■ **TEXT**
● ● ● ●
Uber Reduces Drunk Driving Deaths
So what will be impact in the nation's heaviest-drinking state?
There’s an unexpected upside to the introduction of Uber into more and more U.S. cities, according to a study published earlier this year: the service helps reduce drunk driving fatalities.
The entry of Uber X — driving services offered by people using private vehicles — into a new city decreased drunk driving deaths by an average of 3.6 percent, according to the study, funded by Mothers Against Drunk Driving and Uber and carried out by researchers at Temple University. The difference took about nine months to take effect, they found. No similar benefit was found for the entry of Uber Black, the luxury driver service offered by the same company.
Researchers examined about 12,500 collisions from 2009 to 2014 across 540 townships in the state of California, comparing DUI fatality rates before and after the introduction of the service. (Researchers used econometric models to control for factors like size of population and size of elderly population.)
● ● ● ●
■ **EXTRACTED DATA**
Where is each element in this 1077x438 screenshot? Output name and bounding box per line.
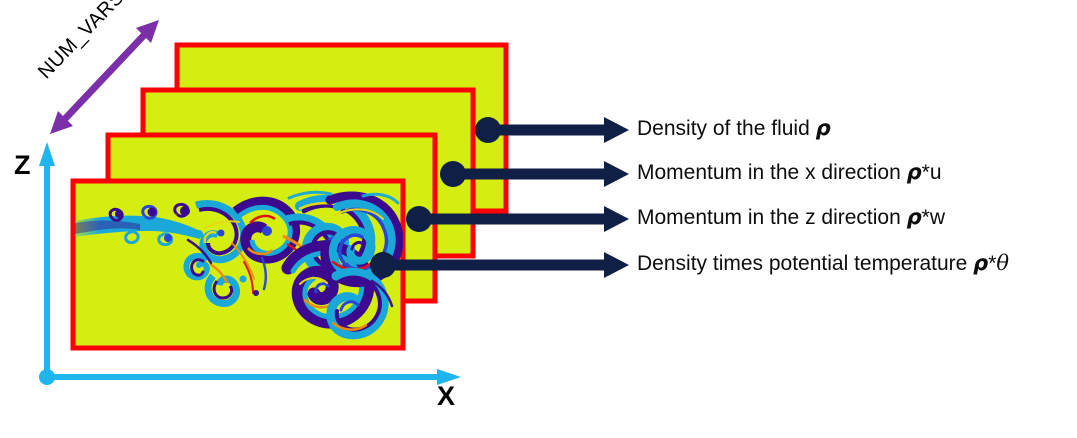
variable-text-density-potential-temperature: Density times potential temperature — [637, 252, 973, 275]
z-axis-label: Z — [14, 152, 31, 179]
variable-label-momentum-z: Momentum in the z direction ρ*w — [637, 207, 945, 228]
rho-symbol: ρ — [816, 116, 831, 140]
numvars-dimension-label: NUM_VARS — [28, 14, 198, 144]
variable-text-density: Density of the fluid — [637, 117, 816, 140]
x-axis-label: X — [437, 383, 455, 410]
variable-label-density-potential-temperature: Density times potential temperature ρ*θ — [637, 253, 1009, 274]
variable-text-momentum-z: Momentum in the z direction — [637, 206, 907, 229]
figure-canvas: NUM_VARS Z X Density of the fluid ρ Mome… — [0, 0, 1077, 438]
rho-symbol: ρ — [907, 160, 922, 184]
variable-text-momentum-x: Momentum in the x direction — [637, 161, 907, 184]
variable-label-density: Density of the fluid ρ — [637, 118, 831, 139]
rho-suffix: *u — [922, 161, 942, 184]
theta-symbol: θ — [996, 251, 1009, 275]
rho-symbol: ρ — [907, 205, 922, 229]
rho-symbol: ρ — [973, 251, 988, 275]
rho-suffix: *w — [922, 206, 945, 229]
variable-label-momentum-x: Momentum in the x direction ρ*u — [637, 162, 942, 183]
● ● ● ●
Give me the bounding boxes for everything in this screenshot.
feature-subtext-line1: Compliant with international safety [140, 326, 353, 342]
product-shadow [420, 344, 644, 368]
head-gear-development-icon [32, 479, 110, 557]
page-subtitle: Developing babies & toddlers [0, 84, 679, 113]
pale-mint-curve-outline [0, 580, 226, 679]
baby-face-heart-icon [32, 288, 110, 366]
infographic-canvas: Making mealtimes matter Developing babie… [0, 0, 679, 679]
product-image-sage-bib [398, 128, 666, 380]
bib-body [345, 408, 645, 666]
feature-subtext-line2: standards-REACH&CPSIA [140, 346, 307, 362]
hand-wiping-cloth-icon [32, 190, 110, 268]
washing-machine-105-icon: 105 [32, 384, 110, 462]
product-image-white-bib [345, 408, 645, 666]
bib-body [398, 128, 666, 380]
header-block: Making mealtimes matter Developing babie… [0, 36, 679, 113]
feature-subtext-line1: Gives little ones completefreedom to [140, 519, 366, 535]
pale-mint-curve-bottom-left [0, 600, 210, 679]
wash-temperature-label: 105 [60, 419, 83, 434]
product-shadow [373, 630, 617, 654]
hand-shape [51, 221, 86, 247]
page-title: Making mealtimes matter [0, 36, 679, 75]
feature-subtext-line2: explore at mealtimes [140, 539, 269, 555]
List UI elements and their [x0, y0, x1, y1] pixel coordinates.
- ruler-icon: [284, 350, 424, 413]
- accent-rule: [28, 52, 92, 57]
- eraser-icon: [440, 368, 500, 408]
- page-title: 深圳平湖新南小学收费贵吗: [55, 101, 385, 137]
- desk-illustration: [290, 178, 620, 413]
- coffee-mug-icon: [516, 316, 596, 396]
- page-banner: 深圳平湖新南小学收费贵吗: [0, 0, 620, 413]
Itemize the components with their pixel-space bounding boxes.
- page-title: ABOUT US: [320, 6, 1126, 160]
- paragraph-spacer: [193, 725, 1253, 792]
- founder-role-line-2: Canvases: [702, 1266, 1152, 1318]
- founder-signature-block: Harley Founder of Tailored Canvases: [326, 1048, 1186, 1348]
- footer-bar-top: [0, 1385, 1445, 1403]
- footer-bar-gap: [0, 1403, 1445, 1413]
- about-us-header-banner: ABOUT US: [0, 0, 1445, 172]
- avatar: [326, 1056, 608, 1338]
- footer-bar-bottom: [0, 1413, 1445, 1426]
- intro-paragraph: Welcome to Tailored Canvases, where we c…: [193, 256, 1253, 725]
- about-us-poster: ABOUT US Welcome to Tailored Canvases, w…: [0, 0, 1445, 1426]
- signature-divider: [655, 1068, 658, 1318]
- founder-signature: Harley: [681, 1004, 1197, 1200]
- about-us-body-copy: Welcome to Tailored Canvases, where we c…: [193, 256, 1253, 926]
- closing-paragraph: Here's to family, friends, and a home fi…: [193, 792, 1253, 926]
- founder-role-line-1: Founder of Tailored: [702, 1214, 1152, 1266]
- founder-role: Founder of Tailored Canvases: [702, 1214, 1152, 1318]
● ● ● ●
■ **STATED EXERCISE 1**
From the Uber article, quote the stretch from "Researchers examined about" through "of elderly population.)".
■ **STATED EXERCISE 2**
According to the Uber article, how many collisions did the researchers examine?

■ **RIGHT ANSWER 1**
Researchers examined about 12,500 collisions from 2009 to 2014 across 540 townships in the state of California, comparing DUI fatality rates before and after the introduction of the service. (Researchers used econometric models to control for factors like size of population and size of elderly population.)

■ **RIGHT ANSWER 2**
About 12,500 collisions.